# WRITTEN INSTRUCTION
Restate the entire listing word for word.

# DATA FOR THIS EXERCISE
----

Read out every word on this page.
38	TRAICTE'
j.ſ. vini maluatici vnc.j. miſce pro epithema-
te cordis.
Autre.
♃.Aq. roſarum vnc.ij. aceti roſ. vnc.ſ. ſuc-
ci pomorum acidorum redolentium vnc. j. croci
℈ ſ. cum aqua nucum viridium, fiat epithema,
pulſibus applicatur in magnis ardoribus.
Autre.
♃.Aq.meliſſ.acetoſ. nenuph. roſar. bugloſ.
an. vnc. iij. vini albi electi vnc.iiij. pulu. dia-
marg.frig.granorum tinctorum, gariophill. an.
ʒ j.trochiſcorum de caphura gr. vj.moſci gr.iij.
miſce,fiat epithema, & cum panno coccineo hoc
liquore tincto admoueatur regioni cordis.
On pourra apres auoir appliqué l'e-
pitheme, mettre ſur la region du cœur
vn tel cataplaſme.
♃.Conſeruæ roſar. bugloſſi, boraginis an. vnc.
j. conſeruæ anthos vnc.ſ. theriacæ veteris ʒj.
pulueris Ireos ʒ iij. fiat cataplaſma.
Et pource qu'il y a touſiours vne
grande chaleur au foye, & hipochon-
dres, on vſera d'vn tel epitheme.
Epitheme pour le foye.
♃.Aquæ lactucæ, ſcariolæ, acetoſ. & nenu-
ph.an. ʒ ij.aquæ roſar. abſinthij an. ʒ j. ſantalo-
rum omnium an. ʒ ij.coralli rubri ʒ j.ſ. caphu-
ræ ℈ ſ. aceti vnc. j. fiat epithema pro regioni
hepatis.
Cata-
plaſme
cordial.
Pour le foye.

----

# COMPLETE OUTPUT
Read out every word on this page.
38	TRAICTE'
j.ſ. vini maluatici vnc.j. miſce pro epithema-
te cordis.
Autre.
♃.Aq. roſarum vnc.ij. aceti roſ. vnc.ſ. ſuc-
ci pomorum acidorum redolentium vnc. j. croci
℈ ſ. cum aqua nucum viridium, fiat epithema,
pulſibus applicatur in magnis ardoribus.
Autre.
♃.Aq.meliſſ.acetoſ. nenuph. roſar. bugloſ.
an. vnc. iij. vini albi electi vnc.iiij. pulu. dia-
marg.frig.granorum tinctorum, gariophill. an.
ʒ j.trochiſcorum de caphura gr. vj.moſci gr.iij.
miſce,fiat epithema, & cum panno coccineo hoc
liquore tincto admoueatur regioni cordis.
On pourra apres auoir appliqué l'e-
pitheme, mettre ſur la region du cœur
vn tel cataplaſme.
♃.Conſeruæ roſar. bugloſſi, boraginis an. vnc.
j. conſeruæ anthos vnc.ſ. theriacæ veteris ʒj.
pulueris Ireos ʒ iij. fiat cataplaſma.
Et pource qu'il y a touſiours vne
grande chaleur au foye, & hipochon-
dres, on vſera d'vn tel epitheme.
Epitheme pour le foye.
♃.Aquæ lactucæ, ſcariolæ, acetoſ. & nenu-
ph.an. ʒ ij.aquæ roſar. abſinthij an. ʒ j. ſantalo-
rum omnium an. ʒ ij.coralli rubri ʒ j.ſ. caphu-
ræ ℈ ſ. aceti vnc. j. fiat epithema pro regioni
hepatis.
Cata-
plaſme
cordial.
Pour le foye.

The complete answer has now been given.